Raw records
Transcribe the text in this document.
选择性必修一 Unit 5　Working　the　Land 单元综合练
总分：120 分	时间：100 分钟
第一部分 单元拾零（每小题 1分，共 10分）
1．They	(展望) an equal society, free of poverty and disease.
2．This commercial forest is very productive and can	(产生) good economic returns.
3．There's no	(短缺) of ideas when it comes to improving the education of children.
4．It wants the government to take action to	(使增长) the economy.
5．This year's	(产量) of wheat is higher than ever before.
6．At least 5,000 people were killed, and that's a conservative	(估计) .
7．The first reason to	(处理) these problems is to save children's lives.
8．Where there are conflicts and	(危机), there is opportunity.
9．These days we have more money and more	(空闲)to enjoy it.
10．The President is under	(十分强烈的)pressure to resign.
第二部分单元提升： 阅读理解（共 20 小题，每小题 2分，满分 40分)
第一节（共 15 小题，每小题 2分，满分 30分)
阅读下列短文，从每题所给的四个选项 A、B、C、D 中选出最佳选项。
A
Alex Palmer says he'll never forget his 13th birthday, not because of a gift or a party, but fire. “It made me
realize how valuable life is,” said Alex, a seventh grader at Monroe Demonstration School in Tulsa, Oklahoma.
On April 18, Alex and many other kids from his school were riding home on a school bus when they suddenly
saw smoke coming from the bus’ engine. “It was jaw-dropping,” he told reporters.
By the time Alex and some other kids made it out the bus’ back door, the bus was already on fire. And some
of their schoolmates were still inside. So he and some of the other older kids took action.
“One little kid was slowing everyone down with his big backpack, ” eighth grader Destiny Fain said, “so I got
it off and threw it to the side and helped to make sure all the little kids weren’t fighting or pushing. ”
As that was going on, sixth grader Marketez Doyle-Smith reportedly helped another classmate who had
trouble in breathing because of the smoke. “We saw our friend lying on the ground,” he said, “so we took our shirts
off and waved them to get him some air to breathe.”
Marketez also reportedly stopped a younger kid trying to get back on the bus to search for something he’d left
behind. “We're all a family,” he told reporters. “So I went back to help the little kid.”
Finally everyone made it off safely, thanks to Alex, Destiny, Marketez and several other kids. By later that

What the task asks:
Every line above should be written out again exactly as it stands.

Complete answer:
Transcribe the text in this document.
选择性必修一 Unit 5　Working　the　Land 单元综合练
总分：120 分	时间：100 分钟
第一部分 单元拾零（每小题 1分，共 10分）
1．They	(展望) an equal society, free of poverty and disease.
2．This commercial forest is very productive and can	(产生) good economic returns.
3．There's no	(短缺) of ideas when it comes to improving the education of children.
4．It wants the government to take action to	(使增长) the economy.
5．This year's	(产量) of wheat is higher than ever before.
6．At least 5,000 people were killed, and that's a conservative	(估计) .
7．The first reason to	(处理) these problems is to save children's lives.
8．Where there are conflicts and	(危机), there is opportunity.
9．These days we have more money and more	(空闲)to enjoy it.
10．The President is under	(十分强烈的)pressure to resign.
第二部分单元提升： 阅读理解（共 20 小题，每小题 2分，满分 40分)
第一节（共 15 小题，每小题 2分，满分 30分)
阅读下列短文，从每题所给的四个选项 A、B、C、D 中选出最佳选项。
A
Alex Palmer says he'll never forget his 13th birthday, not because of a gift or a party, but fire. “It made me
realize how valuable life is,” said Alex, a seventh grader at Monroe Demonstration School in Tulsa, Oklahoma.
On April 18, Alex and many other kids from his school were riding home on a school bus when they suddenly
saw smoke coming from the bus’ engine. “It was jaw-dropping,” he told reporters.
By the time Alex and some other kids made it out the bus’ back door, the bus was already on fire. And some
of their schoolmates were still inside. So he and some of the other older kids took action.
“One little kid was slowing everyone down with his big backpack, ” eighth grader Destiny Fain said, “so I got
it off and threw it to the side and helped to make sure all the little kids weren’t fighting or pushing. ”
As that was going on, sixth grader Marketez Doyle-Smith reportedly helped another classmate who had
trouble in breathing because of the smoke. “We saw our friend lying on the ground,” he said, “so we took our shirts
off and waved them to get him some air to breathe.”
Marketez also reportedly stopped a younger kid trying to get back on the bus to search for something he’d left
behind. “We're all a family,” he told reporters. “So I went back to help the little kid.”
Finally everyone made it off safely, thanks to Alex, Destiny, Marketez and several other kids. By later that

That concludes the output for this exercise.